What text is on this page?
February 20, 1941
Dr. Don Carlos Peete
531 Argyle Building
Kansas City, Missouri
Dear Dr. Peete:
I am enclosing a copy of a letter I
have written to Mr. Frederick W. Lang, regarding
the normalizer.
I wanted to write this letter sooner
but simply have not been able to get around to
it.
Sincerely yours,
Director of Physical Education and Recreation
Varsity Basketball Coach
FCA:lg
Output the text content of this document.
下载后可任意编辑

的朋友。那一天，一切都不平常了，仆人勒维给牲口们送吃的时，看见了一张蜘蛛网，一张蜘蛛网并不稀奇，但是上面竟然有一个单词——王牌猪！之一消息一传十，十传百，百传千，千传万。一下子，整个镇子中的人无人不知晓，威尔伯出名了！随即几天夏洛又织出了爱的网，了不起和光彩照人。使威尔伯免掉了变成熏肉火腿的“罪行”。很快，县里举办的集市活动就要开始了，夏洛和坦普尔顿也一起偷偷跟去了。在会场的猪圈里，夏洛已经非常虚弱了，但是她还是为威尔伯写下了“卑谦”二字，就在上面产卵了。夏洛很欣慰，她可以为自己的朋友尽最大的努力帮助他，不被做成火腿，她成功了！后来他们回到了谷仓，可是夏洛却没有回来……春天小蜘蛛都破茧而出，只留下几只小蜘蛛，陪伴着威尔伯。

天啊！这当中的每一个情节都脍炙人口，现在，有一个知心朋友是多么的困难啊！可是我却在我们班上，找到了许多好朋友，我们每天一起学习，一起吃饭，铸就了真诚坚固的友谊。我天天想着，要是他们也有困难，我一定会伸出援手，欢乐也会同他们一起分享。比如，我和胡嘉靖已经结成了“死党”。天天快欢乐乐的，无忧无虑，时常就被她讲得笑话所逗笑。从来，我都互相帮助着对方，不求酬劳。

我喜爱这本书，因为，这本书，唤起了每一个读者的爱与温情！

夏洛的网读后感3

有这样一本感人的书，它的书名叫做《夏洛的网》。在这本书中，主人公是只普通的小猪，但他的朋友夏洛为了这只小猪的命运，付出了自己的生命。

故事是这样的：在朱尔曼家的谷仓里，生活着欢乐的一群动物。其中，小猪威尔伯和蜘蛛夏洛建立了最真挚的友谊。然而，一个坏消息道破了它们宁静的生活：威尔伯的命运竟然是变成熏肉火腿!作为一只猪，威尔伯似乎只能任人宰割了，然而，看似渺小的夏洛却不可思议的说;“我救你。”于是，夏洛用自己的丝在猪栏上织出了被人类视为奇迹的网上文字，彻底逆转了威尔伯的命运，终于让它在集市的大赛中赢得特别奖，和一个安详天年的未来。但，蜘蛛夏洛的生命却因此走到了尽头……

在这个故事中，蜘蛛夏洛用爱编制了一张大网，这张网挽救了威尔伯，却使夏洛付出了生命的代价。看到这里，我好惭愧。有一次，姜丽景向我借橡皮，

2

==========

▶ _What to do_:
Give back the lines above exactly, from the one with "Output the text content of this document." through the last line.

▶ _Solution to this problem_:
Output the text content of this document.
下载后可任意编辑

的朋友。那一天，一切都不平常了，仆人勒维给牲口们送吃的时，看见了一张蜘蛛网，一张蜘蛛网并不稀奇，但是上面竟然有一个单词——王牌猪！之一消息一传十，十传百，百传千，千传万。一下子，整个镇子中的人无人不知晓，威尔伯出名了！随即几天夏洛又织出了爱的网，了不起和光彩照人。使威尔伯免掉了变成熏肉火腿的“罪行”。很快，县里举办的集市活动就要开始了，夏洛和坦普尔顿也一起偷偷跟去了。在会场的猪圈里，夏洛已经非常虚弱了，但是她还是为威尔伯写下了“卑谦”二字，就在上面产卵了。夏洛很欣慰，她可以为自己的朋友尽最大的努力帮助他，不被做成火腿，她成功了！后来他们回到了谷仓，可是夏洛却没有回来……春天小蜘蛛都破茧而出，只留下几只小蜘蛛，陪伴着威尔伯。

天啊！这当中的每一个情节都脍炙人口，现在，有一个知心朋友是多么的困难啊！可是我却在我们班上，找到了许多好朋友，我们每天一起学习，一起吃饭，铸就了真诚坚固的友谊。我天天想着，要是他们也有困难，我一定会伸出援手，欢乐也会同他们一起分享。比如，我和胡嘉靖已经结成了“死党”。天天快欢乐乐的，无忧无虑，时常就被她讲得笑话所逗笑。从来，我都互相帮助着对方，不求酬劳。

我喜爱这本书，因为，这本书，唤起了每一个读者的爱与温情！

夏洛的网读后感3

有这样一本感人的书，它的书名叫做《夏洛的网》。在这本书中，主人公是只普通的小猪，但他的朋友夏洛为了这只小猪的命运，付出了自己的生命。

故事是这样的：在朱尔曼家的谷仓里，生活着欢乐的一群动物。其中，小猪威尔伯和蜘蛛夏洛建立了最真挚的友谊。然而，一个坏消息道破了它们宁静的生活：威尔伯的命运竟然是变成熏肉火腿!作为一只猪，威尔伯似乎只能任人宰割了，然而，看似渺小的夏洛却不可思议的说;“我救你。”于是，夏洛用自己的丝在猪栏上织出了被人类视为奇迹的网上文字，彻底逆转了威尔伯的命运，终于让它在集市的大赛中赢得特别奖，和一个安详天年的未来。但，蜘蛛夏洛的生命却因此走到了尽头……

在这个故事中，蜘蛛夏洛用爱编制了一张大网，这张网挽救了威尔伯，却使夏洛付出了生命的代价。看到这里，我好惭愧。有一次，姜丽景向我借橡皮，

2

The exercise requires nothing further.